*** DATA EXCERPTS

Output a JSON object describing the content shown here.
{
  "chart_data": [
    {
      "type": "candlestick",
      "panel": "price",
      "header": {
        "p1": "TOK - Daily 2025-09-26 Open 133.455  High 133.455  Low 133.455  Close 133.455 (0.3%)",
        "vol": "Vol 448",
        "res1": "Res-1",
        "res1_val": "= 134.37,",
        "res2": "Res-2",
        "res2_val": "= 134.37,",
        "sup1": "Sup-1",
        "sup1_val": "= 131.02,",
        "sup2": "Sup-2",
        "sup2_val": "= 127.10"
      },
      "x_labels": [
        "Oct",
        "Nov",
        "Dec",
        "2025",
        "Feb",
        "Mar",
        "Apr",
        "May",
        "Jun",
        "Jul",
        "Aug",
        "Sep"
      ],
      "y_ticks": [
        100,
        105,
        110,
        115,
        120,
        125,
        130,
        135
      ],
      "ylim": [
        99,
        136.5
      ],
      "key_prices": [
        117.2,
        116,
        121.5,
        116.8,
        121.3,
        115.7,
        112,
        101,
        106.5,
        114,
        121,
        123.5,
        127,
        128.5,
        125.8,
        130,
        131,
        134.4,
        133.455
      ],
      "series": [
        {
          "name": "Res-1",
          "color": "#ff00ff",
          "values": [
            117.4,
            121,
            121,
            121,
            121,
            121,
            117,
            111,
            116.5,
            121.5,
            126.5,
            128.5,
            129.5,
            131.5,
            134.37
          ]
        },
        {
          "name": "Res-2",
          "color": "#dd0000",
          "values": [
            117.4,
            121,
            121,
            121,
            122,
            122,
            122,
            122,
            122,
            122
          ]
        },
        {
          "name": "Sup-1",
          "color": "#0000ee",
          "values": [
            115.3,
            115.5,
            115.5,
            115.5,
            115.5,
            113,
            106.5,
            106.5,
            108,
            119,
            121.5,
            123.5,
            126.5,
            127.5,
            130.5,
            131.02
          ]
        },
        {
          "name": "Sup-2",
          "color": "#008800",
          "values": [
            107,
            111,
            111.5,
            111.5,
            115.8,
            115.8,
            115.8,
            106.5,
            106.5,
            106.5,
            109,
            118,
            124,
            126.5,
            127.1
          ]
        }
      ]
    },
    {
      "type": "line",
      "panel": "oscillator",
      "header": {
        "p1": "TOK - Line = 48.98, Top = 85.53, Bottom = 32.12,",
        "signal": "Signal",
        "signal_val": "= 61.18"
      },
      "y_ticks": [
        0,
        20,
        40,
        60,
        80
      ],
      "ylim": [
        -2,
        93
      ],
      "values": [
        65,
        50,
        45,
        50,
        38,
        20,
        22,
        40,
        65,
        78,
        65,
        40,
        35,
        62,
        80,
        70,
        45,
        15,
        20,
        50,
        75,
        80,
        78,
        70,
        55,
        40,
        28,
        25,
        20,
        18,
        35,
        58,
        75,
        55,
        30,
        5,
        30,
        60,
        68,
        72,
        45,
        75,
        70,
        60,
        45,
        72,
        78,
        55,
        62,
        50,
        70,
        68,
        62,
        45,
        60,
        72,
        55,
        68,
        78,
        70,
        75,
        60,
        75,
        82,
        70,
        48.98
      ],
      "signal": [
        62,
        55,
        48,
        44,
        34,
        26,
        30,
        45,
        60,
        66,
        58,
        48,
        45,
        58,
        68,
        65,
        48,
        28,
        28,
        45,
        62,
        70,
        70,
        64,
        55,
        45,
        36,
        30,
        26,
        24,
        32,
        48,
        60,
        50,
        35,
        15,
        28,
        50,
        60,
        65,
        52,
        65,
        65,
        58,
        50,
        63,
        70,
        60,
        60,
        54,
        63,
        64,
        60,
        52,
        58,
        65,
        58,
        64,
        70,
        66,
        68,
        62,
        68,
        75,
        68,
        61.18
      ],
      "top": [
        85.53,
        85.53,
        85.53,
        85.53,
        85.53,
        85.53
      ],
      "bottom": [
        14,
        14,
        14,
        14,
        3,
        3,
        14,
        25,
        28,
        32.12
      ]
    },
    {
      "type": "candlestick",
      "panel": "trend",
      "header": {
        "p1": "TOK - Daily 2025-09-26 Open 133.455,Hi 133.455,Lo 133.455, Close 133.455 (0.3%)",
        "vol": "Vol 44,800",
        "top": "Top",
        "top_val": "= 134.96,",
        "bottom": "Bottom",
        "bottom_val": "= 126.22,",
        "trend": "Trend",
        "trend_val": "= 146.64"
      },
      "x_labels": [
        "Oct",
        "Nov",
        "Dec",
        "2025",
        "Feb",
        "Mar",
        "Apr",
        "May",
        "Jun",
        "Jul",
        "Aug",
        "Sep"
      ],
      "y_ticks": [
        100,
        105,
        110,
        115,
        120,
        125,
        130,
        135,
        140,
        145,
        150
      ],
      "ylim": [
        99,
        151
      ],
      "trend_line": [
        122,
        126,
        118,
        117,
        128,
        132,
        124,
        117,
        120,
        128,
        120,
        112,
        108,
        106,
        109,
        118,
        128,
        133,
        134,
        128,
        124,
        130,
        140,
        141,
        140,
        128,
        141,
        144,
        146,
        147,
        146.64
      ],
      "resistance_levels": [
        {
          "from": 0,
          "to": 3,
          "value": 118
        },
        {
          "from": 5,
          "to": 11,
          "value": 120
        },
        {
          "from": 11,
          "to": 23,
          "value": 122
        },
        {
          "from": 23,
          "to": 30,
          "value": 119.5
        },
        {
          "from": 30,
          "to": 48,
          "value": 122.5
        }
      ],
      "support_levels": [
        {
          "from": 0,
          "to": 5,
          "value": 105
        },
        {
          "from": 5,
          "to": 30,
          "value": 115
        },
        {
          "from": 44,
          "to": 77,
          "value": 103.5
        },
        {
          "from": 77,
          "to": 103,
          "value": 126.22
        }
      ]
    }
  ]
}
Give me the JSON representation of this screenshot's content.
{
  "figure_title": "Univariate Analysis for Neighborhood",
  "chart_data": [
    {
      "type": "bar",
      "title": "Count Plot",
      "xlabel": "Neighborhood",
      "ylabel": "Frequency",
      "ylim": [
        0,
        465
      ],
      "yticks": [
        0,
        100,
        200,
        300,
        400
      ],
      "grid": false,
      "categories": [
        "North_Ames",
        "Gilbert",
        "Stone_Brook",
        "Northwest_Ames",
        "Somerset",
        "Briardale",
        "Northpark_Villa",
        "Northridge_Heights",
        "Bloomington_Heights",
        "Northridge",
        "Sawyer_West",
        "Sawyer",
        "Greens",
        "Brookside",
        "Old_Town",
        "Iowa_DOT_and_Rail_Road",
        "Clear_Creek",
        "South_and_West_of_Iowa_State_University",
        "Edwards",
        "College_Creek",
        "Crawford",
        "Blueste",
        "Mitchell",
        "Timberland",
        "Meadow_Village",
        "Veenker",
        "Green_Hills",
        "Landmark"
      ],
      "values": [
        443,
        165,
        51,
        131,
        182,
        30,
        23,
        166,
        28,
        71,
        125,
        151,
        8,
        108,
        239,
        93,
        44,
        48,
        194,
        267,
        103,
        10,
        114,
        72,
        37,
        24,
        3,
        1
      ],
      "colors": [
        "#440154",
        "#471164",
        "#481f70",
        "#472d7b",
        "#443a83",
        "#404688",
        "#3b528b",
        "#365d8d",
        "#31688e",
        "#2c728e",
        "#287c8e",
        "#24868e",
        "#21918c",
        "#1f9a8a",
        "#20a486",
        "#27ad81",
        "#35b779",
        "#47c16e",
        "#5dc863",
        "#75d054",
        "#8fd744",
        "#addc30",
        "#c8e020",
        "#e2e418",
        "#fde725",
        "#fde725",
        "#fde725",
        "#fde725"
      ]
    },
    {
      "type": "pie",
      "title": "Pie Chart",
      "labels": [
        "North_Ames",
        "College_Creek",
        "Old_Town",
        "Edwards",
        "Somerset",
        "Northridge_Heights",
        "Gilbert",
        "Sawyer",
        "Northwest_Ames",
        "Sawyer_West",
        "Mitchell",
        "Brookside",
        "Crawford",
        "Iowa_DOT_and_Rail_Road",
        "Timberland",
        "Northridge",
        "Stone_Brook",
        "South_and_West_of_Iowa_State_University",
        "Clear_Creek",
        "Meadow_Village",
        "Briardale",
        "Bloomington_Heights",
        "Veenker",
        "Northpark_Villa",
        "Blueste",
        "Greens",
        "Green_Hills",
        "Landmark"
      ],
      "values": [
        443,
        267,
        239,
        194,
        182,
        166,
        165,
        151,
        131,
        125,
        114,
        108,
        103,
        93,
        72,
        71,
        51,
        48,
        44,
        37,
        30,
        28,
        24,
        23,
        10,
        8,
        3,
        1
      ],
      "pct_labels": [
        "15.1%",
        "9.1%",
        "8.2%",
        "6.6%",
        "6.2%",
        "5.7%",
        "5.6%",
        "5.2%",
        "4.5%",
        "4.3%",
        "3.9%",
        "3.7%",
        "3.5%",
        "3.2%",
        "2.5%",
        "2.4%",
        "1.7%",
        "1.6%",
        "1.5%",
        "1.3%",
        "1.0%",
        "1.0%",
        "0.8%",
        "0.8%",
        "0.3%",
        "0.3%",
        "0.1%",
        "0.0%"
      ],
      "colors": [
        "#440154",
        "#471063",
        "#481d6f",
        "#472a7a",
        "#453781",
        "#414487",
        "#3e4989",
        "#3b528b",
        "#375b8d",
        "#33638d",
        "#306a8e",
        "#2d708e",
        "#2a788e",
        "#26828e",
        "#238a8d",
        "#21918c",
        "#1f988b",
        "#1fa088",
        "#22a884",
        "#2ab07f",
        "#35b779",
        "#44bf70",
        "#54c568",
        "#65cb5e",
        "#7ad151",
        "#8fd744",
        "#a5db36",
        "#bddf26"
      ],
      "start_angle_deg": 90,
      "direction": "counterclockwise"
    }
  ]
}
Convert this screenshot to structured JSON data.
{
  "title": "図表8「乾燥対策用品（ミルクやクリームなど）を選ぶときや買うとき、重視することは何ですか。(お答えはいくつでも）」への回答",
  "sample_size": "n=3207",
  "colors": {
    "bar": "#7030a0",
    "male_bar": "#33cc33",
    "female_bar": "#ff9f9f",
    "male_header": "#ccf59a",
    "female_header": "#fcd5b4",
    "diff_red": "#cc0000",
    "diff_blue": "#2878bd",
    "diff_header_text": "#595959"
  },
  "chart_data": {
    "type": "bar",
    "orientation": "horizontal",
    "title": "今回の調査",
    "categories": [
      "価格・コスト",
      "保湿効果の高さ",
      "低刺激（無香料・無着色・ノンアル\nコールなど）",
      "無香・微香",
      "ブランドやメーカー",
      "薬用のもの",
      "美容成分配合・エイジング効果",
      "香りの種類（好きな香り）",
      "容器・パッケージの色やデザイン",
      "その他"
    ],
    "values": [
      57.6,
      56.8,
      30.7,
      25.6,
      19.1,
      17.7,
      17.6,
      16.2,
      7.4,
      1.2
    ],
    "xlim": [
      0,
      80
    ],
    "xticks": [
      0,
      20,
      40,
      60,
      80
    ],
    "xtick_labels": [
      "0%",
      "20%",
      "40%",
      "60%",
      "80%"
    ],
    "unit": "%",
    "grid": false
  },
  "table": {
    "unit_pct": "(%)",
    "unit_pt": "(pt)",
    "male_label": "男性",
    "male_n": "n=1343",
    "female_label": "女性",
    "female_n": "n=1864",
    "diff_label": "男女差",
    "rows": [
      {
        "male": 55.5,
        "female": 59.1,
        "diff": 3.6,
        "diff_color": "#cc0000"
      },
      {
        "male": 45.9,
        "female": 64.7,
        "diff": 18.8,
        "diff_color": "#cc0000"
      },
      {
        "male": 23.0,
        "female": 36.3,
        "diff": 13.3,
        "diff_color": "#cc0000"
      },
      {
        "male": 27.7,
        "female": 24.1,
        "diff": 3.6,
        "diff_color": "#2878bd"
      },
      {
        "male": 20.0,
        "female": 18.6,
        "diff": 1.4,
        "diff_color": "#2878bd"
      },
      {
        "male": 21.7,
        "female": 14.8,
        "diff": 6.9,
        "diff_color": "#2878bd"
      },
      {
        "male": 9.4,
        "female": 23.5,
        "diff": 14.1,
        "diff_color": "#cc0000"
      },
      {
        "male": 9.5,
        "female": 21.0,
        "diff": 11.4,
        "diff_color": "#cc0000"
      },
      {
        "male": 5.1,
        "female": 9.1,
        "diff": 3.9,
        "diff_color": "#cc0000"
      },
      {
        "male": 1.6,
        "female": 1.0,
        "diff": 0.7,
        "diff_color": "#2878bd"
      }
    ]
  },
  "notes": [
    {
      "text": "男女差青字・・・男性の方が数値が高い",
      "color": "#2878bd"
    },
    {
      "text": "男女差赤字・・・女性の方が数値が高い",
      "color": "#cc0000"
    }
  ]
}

******

Search the lines above for the string "Daily" and copy each line that has it.

* [WORKED ANSWER]:
        "p1": "TOK - Daily 2025-09-26 Open 133.455  High 133.455  Low 133.455  Close 133.455 (0.3%)",
        "p1": "TOK - Daily 2025-09-26 Open 133.455,Hi 133.455,Lo 133.455, Close 133.455 (0.3%)",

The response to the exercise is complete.